TASK TO CARRY OUT: Each line containing the word "anteriores" must be reported.

/---

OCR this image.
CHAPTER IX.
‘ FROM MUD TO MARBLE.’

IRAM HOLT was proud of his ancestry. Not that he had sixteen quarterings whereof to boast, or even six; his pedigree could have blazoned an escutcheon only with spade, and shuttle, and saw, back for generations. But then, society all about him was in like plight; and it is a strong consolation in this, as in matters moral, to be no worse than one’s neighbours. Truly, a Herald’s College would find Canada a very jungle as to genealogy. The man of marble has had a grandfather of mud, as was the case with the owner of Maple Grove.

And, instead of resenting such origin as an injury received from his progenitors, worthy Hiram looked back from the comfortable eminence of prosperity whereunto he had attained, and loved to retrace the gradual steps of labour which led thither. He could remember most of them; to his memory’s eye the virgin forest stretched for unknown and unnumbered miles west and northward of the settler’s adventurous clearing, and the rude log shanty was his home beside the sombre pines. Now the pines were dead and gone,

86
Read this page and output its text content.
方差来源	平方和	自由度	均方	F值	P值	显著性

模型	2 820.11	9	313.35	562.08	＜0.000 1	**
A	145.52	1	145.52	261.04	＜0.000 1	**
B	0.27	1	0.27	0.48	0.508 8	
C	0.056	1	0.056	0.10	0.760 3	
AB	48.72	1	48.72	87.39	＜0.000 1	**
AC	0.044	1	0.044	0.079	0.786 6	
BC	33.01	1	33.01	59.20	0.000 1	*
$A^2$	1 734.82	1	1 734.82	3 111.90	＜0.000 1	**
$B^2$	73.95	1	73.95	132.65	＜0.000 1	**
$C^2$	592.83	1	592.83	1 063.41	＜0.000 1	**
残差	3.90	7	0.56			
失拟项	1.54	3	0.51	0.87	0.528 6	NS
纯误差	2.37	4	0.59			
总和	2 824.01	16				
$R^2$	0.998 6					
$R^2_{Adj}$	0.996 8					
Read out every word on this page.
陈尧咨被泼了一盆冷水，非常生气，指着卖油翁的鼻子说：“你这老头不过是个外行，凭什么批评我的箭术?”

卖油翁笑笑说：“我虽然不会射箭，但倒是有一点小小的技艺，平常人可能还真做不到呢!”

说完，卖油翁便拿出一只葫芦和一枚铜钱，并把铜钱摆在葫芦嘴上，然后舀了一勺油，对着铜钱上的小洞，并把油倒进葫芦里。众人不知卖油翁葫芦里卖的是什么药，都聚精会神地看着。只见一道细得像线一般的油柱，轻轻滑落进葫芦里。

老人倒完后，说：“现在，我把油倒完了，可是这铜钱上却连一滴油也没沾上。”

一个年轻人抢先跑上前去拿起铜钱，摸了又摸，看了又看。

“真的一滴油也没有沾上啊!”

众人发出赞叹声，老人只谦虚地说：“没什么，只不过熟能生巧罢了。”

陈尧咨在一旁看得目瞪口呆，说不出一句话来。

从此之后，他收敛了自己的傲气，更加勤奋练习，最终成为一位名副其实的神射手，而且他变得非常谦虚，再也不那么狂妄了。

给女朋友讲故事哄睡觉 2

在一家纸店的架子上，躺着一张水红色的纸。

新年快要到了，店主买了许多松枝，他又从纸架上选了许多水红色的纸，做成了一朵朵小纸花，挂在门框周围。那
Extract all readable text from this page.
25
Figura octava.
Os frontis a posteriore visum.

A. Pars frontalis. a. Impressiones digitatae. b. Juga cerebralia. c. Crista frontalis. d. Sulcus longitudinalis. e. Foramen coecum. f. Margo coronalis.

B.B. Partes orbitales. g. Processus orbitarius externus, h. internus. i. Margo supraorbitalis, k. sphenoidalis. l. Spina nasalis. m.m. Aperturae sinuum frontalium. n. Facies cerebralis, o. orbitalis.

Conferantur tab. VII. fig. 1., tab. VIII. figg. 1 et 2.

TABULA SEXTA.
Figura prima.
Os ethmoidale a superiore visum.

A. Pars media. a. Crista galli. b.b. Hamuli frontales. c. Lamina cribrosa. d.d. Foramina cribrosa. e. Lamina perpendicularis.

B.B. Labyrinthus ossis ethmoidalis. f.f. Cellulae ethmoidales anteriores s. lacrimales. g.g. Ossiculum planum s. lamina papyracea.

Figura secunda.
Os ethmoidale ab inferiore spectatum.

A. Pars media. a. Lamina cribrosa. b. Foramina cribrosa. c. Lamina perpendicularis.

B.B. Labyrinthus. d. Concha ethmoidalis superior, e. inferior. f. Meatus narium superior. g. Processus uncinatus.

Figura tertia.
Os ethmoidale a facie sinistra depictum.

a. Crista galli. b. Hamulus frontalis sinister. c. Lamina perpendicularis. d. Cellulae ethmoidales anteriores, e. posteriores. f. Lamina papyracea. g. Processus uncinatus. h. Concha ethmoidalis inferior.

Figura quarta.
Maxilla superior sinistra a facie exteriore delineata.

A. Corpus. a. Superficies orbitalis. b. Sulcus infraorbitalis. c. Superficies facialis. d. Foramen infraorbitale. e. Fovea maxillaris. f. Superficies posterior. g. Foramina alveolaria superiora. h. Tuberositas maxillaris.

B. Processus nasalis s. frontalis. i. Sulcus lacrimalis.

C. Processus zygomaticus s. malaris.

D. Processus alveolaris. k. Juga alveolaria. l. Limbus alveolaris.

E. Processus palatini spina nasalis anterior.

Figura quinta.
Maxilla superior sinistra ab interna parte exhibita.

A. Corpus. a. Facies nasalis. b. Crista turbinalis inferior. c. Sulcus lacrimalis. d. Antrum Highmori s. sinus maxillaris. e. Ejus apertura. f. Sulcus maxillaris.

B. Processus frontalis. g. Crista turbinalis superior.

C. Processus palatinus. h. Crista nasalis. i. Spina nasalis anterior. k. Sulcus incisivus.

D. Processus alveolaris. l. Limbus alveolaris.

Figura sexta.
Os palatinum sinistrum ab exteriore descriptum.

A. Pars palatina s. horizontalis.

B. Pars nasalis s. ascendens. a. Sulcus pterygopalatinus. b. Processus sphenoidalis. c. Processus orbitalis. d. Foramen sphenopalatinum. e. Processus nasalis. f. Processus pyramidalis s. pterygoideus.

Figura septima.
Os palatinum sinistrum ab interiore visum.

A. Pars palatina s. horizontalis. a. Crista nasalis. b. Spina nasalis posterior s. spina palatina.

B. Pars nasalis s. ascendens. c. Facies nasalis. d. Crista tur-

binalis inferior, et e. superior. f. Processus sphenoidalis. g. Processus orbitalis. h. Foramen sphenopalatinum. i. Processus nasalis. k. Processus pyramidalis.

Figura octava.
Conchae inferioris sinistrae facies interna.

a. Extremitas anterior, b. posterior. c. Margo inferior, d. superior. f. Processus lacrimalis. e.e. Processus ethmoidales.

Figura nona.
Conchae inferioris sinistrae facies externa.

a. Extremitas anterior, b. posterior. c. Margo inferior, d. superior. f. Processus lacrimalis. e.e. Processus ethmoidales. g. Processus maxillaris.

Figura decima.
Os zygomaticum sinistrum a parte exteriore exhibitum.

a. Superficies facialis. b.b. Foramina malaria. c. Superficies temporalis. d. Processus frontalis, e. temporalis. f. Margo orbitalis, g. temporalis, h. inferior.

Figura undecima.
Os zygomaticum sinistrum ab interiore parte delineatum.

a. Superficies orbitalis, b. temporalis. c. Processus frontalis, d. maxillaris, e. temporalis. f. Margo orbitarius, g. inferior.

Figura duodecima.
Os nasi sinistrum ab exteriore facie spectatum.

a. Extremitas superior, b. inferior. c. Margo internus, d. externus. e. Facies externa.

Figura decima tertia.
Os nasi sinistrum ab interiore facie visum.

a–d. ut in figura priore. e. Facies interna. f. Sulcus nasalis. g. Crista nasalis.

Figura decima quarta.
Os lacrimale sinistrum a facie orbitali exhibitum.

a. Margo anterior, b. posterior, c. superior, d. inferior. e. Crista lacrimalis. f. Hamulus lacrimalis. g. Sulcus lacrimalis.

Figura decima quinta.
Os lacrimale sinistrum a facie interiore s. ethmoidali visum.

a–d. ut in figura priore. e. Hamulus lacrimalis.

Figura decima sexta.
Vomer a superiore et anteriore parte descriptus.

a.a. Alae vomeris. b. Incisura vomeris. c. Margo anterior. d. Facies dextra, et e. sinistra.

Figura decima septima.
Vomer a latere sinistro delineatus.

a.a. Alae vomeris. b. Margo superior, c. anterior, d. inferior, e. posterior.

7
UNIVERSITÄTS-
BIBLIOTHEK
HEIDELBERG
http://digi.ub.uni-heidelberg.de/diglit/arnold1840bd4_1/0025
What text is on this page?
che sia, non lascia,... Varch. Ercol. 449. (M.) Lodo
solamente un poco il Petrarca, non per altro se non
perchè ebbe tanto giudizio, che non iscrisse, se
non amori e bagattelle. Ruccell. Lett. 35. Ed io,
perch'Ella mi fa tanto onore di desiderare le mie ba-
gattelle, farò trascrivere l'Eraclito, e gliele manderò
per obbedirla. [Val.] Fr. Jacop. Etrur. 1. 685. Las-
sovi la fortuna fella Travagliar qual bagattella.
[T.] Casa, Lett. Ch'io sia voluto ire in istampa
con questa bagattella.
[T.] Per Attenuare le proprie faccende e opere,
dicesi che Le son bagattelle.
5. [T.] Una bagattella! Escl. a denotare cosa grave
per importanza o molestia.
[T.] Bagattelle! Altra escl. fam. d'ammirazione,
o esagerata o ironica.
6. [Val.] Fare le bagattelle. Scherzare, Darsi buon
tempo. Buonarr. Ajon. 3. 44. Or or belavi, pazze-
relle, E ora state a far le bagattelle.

\---

TASK SOLUTION:
B.B. Labyrinthus ossis ethmoidalis. f.f. Cellulae ethmoidales anteriores s. lacrimales. g.g. Ossiculum planum s. lamina papyracea.
a. Crista galli. b. Hamulus frontalis sinister. c. Lamina perpendicularis. d. Cellulae ethmoidales anteriores, e. posteriores. f. Lamina papyracea. g. Processus uncinatus. h. Concha ethmoidalis inferior.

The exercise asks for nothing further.